[Begin SOURCE]

I average this over 3 months, as this deals with any “lag” type issues where money spent one month = acquisition the following month, for example. I may use a different time period if there’s seasonality factors involved. Again, this averaging process smooths out variability so the underlying trends emerge more readily.

The mistake I see people make here is to only include program costs, such as digital ads or trade shows miss the salary cost of people on staff who manage these programs – the biggest cost of all.

From an investor reporting perspective, these costs need to be included to give an accurate picture.

From an operational perspective, when you’re assessing CAC between channels, I use a standard labour rate, either per day or per hour. Again, it doesn’t have to be precise. What it does do is ensure your team are deployed to the most effective channels. Vs having the entire company turn up to a trade show (back when we had those)……..

[End SOURCE]

=== WORK TO COMPLETE ===
Reproduce verbatim the portion of the passage on customer acquisition costs that opens with the words "I average this" and closes with "emerge more readily.".

[Begin EXTRACTED ENTRIES]

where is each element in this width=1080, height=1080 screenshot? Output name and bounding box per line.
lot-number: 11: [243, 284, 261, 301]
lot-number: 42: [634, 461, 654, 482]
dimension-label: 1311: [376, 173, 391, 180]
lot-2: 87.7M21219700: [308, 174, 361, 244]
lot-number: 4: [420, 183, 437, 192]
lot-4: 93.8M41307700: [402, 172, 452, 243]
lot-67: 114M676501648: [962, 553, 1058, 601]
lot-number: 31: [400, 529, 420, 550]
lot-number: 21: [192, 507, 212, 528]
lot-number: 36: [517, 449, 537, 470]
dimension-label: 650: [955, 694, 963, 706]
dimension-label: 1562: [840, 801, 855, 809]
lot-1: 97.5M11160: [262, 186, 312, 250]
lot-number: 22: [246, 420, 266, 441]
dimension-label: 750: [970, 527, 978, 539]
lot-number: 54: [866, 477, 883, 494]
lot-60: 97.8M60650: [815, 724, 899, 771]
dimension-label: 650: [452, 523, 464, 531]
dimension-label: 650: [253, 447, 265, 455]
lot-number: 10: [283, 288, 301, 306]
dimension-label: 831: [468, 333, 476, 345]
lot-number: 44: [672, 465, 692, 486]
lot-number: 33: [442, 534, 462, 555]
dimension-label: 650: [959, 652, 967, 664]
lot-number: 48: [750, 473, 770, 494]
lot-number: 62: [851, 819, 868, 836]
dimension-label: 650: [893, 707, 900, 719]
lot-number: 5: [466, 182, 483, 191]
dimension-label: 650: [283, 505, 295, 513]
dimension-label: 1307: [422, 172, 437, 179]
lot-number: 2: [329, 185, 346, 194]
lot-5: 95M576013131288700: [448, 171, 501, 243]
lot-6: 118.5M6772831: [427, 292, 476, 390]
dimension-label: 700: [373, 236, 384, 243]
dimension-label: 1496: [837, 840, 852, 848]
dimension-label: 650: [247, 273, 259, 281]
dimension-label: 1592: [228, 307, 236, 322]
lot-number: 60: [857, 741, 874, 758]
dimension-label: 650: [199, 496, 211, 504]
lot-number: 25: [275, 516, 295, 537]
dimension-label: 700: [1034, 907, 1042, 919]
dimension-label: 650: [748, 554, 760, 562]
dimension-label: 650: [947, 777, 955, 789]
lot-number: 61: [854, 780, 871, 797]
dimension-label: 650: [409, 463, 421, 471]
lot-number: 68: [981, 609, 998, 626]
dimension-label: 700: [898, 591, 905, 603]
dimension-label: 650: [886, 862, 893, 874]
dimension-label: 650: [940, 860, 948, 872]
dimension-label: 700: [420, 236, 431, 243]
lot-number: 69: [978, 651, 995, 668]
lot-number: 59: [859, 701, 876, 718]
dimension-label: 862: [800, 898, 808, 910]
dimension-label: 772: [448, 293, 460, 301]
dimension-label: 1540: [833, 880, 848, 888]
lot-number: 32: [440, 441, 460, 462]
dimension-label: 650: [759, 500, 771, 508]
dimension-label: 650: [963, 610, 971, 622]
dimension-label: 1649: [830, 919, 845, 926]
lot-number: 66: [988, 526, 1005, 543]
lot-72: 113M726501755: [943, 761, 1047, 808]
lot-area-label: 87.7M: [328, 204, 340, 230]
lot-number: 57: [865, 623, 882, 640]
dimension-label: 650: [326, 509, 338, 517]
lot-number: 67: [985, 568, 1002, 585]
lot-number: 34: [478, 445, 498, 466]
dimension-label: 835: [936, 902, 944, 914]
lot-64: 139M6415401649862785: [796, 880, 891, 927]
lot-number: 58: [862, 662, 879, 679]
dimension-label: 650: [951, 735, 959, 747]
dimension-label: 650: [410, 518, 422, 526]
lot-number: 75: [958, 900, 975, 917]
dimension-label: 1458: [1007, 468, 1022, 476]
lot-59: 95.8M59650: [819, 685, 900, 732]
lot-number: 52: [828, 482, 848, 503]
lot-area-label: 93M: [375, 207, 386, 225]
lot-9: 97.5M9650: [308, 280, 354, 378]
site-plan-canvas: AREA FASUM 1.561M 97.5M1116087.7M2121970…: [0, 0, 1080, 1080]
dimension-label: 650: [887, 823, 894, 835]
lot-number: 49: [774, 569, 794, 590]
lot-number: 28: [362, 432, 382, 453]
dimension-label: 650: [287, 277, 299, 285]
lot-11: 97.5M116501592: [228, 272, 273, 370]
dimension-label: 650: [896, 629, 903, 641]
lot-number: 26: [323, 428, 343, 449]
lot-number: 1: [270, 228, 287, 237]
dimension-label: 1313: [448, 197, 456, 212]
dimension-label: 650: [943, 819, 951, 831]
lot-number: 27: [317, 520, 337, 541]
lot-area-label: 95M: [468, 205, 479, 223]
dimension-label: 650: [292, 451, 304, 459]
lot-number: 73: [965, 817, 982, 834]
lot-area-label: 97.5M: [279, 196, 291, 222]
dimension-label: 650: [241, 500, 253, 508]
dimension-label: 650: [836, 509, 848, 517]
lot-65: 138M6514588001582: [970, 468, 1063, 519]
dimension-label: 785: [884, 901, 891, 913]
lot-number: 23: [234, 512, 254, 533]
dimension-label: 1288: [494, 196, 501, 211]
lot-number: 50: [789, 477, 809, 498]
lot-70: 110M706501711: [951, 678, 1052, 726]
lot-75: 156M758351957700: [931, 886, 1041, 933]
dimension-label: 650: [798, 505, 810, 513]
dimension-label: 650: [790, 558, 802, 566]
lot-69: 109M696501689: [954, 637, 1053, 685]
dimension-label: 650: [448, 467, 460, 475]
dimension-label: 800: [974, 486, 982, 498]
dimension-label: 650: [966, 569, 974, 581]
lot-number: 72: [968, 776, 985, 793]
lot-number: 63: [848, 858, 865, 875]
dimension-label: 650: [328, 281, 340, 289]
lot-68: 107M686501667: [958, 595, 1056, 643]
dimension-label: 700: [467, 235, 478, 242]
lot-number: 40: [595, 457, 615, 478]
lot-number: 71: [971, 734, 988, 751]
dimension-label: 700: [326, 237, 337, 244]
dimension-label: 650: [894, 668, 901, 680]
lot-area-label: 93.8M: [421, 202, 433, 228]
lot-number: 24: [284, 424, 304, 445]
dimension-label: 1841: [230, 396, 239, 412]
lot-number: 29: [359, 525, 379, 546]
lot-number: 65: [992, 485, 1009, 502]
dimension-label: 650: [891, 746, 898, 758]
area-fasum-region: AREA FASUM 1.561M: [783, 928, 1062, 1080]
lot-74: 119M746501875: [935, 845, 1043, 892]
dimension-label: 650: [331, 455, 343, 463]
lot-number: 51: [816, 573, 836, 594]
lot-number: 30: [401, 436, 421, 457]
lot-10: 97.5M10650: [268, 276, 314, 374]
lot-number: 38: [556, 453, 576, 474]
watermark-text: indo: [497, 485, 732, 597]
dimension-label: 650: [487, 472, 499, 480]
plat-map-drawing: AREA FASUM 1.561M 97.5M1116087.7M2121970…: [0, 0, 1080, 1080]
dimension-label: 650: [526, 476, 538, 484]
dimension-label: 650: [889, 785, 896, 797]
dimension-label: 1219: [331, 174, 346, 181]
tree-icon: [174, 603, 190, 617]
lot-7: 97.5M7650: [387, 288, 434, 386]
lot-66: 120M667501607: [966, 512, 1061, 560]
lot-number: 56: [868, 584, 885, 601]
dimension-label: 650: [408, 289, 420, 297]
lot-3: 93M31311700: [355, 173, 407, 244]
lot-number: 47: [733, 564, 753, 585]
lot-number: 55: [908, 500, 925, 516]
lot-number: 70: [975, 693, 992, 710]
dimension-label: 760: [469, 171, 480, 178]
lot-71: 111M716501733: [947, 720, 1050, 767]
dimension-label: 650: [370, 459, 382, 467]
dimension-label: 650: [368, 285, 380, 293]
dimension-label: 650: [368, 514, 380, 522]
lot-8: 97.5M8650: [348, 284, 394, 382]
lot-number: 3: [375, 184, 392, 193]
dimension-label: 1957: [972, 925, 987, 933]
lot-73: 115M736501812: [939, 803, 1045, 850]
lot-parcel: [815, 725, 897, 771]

[End EXTRACTED ENTRIES]

=== REPLY ===
I average this over 3 months, as this deals with any “lag” type issues where money spent one month = acquisition the following month, for example. I may use a different time period if there’s seasonality factors involved. Again, this averaging process smooths out variability so the underlying trends emerge more readily.